Rows from a figure dataset:
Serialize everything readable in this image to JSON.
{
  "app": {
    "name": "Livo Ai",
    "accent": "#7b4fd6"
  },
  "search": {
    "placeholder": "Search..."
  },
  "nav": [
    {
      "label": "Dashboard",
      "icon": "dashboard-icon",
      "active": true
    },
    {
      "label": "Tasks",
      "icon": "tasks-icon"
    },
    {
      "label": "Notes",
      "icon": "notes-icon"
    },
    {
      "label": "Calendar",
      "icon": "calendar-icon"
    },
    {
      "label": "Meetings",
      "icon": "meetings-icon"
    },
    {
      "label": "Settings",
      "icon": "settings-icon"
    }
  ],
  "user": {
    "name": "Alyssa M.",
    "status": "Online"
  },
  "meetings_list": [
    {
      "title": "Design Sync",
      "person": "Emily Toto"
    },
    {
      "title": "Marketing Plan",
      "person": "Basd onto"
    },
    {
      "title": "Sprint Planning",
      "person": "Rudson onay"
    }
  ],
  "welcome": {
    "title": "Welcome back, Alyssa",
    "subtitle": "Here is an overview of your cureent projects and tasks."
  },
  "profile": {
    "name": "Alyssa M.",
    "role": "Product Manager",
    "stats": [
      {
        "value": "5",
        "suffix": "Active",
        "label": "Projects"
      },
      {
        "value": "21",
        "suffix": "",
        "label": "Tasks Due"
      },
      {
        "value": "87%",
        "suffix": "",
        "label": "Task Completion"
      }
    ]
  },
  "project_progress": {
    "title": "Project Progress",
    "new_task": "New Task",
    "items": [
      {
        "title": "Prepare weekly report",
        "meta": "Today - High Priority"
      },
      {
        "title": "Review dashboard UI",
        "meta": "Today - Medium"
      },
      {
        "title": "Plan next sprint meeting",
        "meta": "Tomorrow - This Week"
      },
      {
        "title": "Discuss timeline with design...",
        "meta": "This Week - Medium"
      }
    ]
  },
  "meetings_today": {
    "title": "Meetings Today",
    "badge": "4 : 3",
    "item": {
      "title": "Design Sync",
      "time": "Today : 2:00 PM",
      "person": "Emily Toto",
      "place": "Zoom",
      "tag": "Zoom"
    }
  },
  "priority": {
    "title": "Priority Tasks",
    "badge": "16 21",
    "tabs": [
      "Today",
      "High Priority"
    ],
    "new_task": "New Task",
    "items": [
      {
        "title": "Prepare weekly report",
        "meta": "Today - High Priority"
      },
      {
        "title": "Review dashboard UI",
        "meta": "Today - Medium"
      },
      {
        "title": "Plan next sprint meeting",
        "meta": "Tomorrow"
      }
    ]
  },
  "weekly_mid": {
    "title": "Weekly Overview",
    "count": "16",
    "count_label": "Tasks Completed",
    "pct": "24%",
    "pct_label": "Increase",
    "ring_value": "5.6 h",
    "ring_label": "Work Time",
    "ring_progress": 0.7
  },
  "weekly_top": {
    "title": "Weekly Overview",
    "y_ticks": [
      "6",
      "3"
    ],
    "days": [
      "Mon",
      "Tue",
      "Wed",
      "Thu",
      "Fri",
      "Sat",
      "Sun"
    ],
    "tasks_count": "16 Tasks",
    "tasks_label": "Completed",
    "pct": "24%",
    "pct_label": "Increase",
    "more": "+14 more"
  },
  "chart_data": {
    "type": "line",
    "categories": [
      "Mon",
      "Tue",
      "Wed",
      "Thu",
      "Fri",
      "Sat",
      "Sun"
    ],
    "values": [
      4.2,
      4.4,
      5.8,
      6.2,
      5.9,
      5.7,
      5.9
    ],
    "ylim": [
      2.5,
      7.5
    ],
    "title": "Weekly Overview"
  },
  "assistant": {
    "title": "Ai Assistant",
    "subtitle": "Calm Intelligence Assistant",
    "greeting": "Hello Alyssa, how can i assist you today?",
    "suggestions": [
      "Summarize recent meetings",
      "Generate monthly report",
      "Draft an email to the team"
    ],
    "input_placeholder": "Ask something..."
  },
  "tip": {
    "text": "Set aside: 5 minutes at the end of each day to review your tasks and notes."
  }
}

**GOAL**
Go through the material line by line. Show each line that contains the string "Emily".

**EXPECTED ANSWER**
      "person": "Emily Toto"
      "person": "Emily Toto",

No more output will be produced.